* begin Exercise inputs *

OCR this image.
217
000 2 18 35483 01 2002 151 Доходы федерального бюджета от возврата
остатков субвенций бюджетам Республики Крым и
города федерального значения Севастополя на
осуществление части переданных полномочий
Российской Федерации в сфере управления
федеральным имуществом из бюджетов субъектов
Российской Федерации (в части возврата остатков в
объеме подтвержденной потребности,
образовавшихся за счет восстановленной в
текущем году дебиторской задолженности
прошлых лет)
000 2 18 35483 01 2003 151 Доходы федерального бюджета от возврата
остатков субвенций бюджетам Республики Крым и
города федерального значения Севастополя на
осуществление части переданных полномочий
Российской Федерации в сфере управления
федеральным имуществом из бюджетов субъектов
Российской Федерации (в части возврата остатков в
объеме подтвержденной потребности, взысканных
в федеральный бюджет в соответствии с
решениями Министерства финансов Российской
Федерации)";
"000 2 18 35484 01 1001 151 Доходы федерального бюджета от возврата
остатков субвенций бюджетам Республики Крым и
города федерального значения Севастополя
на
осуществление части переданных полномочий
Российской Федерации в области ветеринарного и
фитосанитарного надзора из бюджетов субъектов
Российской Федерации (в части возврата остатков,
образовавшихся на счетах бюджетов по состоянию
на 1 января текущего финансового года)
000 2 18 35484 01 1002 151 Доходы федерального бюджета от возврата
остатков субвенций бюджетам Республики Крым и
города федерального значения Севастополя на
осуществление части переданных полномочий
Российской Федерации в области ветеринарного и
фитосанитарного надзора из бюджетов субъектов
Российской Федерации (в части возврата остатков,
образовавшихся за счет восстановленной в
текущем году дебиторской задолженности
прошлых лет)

* end Exercise inputs *

Identify the lines in the entries that hold "подтвержденной" and return each one.

* **Response below**:
объеме подтвержденной потребности,
объеме подтвержденной потребности, взысканных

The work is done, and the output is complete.